- _Data shown_
-------------------------

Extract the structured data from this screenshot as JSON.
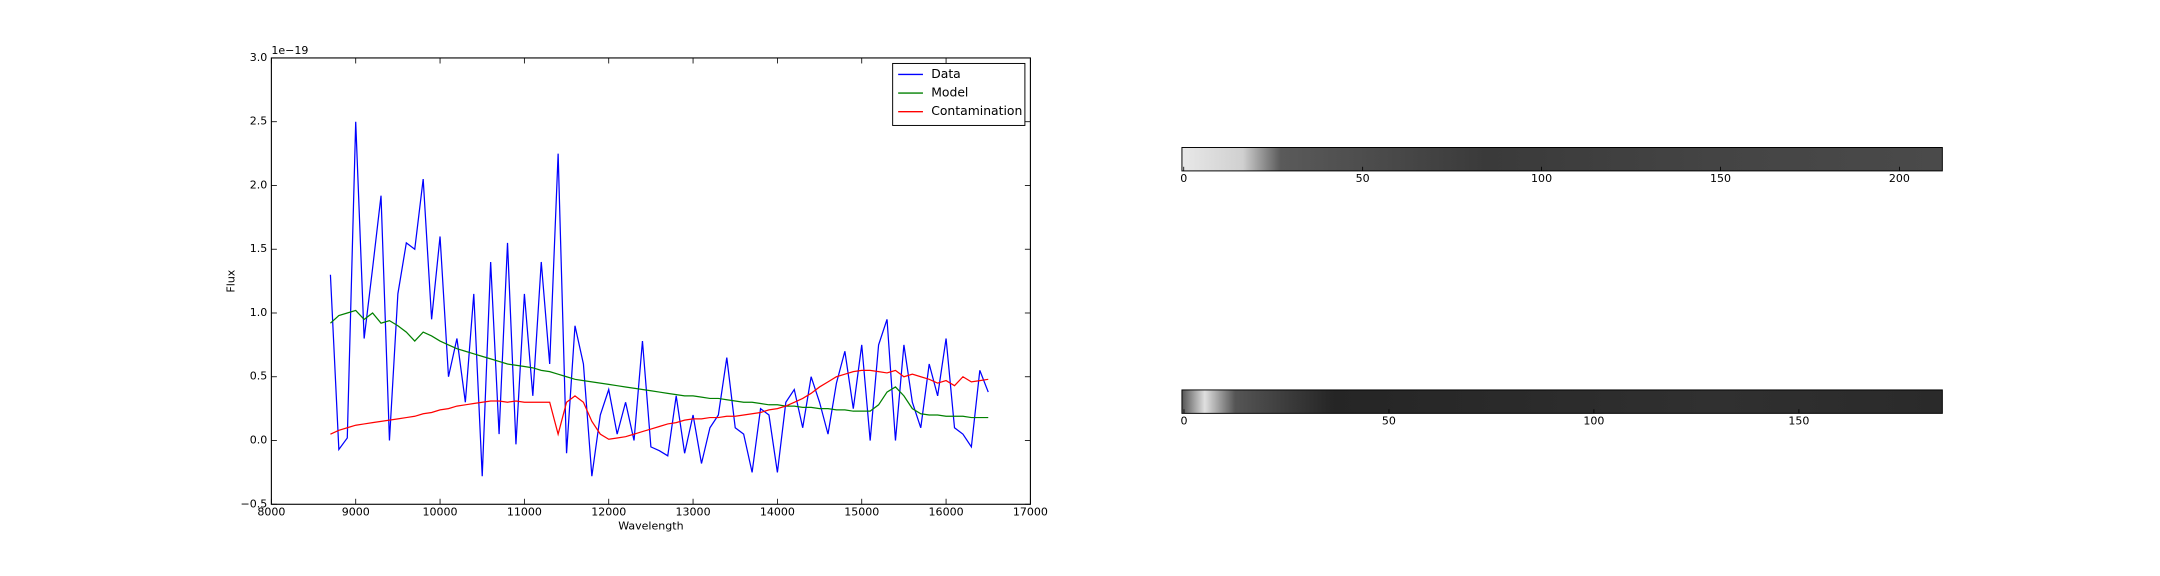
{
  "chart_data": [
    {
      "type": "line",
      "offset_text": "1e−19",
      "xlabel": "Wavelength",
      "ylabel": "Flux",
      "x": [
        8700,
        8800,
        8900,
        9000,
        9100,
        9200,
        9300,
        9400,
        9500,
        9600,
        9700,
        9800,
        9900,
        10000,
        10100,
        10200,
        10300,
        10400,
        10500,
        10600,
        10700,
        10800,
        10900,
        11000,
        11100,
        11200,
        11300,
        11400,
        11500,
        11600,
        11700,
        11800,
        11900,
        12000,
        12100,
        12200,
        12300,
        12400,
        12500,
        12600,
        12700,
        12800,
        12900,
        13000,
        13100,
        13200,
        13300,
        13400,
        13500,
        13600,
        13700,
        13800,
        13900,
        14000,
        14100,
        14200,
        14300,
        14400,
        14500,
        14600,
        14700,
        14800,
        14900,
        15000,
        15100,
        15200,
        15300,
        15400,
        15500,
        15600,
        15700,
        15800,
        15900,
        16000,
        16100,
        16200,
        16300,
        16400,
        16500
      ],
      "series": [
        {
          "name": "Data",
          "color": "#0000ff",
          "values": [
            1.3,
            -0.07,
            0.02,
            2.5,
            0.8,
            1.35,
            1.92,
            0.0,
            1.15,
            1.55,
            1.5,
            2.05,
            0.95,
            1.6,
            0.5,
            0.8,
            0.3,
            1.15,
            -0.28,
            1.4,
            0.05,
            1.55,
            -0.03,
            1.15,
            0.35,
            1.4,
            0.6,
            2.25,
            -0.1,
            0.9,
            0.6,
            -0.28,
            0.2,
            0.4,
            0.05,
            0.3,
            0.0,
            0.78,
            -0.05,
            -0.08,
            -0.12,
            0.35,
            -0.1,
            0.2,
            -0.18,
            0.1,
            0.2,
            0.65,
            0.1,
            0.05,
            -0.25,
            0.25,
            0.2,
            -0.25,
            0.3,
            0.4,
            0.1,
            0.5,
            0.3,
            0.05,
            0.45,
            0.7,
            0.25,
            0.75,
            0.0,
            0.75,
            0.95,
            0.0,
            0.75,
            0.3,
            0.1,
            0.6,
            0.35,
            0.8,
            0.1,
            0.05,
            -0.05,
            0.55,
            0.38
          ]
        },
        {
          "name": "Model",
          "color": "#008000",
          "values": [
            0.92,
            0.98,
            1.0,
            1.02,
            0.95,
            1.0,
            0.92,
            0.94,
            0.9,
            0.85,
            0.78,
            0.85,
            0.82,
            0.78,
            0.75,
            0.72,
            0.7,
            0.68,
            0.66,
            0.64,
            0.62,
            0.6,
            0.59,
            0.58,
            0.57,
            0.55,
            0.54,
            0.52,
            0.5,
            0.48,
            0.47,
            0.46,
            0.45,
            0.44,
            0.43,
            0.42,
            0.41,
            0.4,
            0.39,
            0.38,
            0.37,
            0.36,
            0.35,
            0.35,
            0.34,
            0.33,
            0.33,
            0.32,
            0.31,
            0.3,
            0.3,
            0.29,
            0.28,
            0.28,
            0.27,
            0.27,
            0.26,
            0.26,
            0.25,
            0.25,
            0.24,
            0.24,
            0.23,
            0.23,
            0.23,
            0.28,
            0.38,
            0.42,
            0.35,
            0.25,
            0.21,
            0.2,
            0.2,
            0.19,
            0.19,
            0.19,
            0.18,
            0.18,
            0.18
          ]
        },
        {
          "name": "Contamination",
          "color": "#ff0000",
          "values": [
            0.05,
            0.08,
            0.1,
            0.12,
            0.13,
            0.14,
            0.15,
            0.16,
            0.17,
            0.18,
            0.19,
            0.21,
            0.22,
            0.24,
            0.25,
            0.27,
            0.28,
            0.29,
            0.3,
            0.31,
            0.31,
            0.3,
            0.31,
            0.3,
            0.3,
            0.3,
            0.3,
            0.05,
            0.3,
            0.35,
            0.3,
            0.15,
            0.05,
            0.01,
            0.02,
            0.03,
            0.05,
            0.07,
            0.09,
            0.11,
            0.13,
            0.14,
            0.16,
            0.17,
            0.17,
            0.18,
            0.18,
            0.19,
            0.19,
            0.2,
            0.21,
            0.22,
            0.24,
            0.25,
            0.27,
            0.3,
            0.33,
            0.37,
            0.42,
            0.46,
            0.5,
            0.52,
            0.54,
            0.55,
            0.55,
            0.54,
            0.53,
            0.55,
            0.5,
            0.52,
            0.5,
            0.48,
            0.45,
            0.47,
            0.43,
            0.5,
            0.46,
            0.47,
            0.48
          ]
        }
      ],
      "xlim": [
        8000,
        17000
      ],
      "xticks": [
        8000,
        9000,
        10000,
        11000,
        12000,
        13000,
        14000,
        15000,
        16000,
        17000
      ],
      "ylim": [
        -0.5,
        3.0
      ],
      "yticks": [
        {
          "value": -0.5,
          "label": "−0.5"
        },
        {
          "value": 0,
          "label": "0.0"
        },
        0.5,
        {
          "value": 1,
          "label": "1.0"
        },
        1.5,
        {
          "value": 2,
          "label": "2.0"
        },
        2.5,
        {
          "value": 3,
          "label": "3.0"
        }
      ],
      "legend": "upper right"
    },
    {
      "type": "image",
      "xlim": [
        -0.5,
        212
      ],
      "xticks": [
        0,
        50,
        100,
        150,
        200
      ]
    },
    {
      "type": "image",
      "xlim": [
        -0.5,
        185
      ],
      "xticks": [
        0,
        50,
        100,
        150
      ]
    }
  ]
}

-------------------------

- _Exercise_
Leave the pictures out and write out every entry exactly as given.

- _Solution to this task_
Extract the structured data from this screenshot as JSON.
{
  "chart_data": [
    {
      "type": "line",
      "offset_text": "1e−19",
      "xlabel": "Wavelength",
      "ylabel": "Flux",
      "x": [
        8700,
        8800,
        8900,
        9000,
        9100,
        9200,
        9300,
        9400,
        9500,
        9600,
        9700,
        9800,
        9900,
        10000,
        10100,
        10200,
        10300,
        10400,
        10500,
        10600,
        10700,
        10800,
        10900,
        11000,
        11100,
        11200,
        11300,
        11400,
        11500,
        11600,
        11700,
        11800,
        11900,
        12000,
        12100,
        12200,
        12300,
        12400,
        12500,
        12600,
        12700,
        12800,
        12900,
        13000,
        13100,
        13200,
        13300,
        13400,
        13500,
        13600,
        13700,
        13800,
        13900,
        14000,
        14100,
        14200,
        14300,
        14400,
        14500,
        14600,
        14700,
        14800,
        14900,
        15000,
        15100,
        15200,
        15300,
        15400,
        15500,
        15600,
        15700,
        15800,
        15900,
        16000,
        16100,
        16200,
        16300,
        16400,
        16500
      ],
      "series": [
        {
          "name": "Data",
          "color": "#0000ff",
          "values": [
            1.3,
            -0.07,
            0.02,
            2.5,
            0.8,
            1.35,
            1.92,
            0.0,
            1.15,
            1.55,
            1.5,
            2.05,
            0.95,
            1.6,
            0.5,
            0.8,
            0.3,
            1.15,
            -0.28,
            1.4,
            0.05,
            1.55,
            -0.03,
            1.15,
            0.35,
            1.4,
            0.6,
            2.25,
            -0.1,
            0.9,
            0.6,
            -0.28,
            0.2,
            0.4,
            0.05,
            0.3,
            0.0,
            0.78,
            -0.05,
            -0.08,
            -0.12,
            0.35,
            -0.1,
            0.2,
            -0.18,
            0.1,
            0.2,
            0.65,
            0.1,
            0.05,
            -0.25,
            0.25,
            0.2,
            -0.25,
            0.3,
            0.4,
            0.1,
            0.5,
            0.3,
            0.05,
            0.45,
            0.7,
            0.25,
            0.75,
            0.0,
            0.75,
            0.95,
            0.0,
            0.75,
            0.3,
            0.1,
            0.6,
            0.35,
            0.8,
            0.1,
            0.05,
            -0.05,
            0.55,
            0.38
          ]
        },
        {
          "name": "Model",
          "color": "#008000",
          "values": [
            0.92,
            0.98,
            1.0,
            1.02,
            0.95,
            1.0,
            0.92,
            0.94,
            0.9,
            0.85,
            0.78,
            0.85,
            0.82,
            0.78,
            0.75,
            0.72,
            0.7,
            0.68,
            0.66,
            0.64,
            0.62,
            0.6,
            0.59,
            0.58,
            0.57,
            0.55,
            0.54,
            0.52,
            0.5,
            0.48,
            0.47,
            0.46,
            0.45,
            0.44,
            0.43,
            0.42,
            0.41,
            0.4,
            0.39,
            0.38,
            0.37,
            0.36,
            0.35,
            0.35,
            0.34,
            0.33,
            0.33,
            0.32,
            0.31,
            0.3,
            0.3,
            0.29,
            0.28,
            0.28,
            0.27,
            0.27,
            0.26,
            0.26,
            0.25,
            0.25,
            0.24,
            0.24,
            0.23,
            0.23,
            0.23,
            0.28,
            0.38,
            0.42,
            0.35,
            0.25,
            0.21,
            0.2,
            0.2,
            0.19,
            0.19,
            0.19,
            0.18,
            0.18,
            0.18
          ]
        },
        {
          "name": "Contamination",
          "color": "#ff0000",
          "values": [
            0.05,
            0.08,
            0.1,
            0.12,
            0.13,
            0.14,
            0.15,
            0.16,
            0.17,
            0.18,
            0.19,
            0.21,
            0.22,
            0.24,
            0.25,
            0.27,
            0.28,
            0.29,
            0.3,
            0.31,
            0.31,
            0.3,
            0.31,
            0.3,
            0.3,
            0.3,
            0.3,
            0.05,
            0.3,
            0.35,
            0.3,
            0.15,
            0.05,
            0.01,
            0.02,
            0.03,
            0.05,
            0.07,
            0.09,
            0.11,
            0.13,
            0.14,
            0.16,
            0.17,
            0.17,
            0.18,
            0.18,
            0.19,
            0.19,
            0.2,
            0.21,
            0.22,
            0.24,
            0.25,
            0.27,
            0.3,
            0.33,
            0.37,
            0.42,
            0.46,
            0.5,
            0.52,
            0.54,
            0.55,
            0.55,
            0.54,
            0.53,
            0.55,
            0.5,
            0.52,
            0.5,
            0.48,
            0.45,
            0.47,
            0.43,
            0.5,
            0.46,
            0.47,
            0.48
          ]
        }
      ],
      "xlim": [
        8000,
        17000
      ],
      "xticks": [
        8000,
        9000,
        10000,
        11000,
        12000,
        13000,
        14000,
        15000,
        16000,
        17000
      ],
      "ylim": [
        -0.5,
        3.0
      ],
      "yticks": [
        {
          "value": -0.5,
          "label": "−0.5"
        },
        {
          "value": 0,
          "label": "0.0"
        },
        0.5,
        {
          "value": 1,
          "label": "1.0"
        },
        1.5,
        {
          "value": 2,
          "label": "2.0"
        },
        2.5,
        {
          "value": 3,
          "label": "3.0"
        }
      ],
      "legend": "upper right"
    },
    {
      "type": "image",
      "xlim": [
        -0.5,
        212
      ],
      "xticks": [
        0,
        50,
        100,
        150,
        200
      ]
    },
    {
      "type": "image",
      "xlim": [
        -0.5,
        185
      ],
      "xticks": [
        0,
        50,
        100,
        150
      ]
    }
  ]
}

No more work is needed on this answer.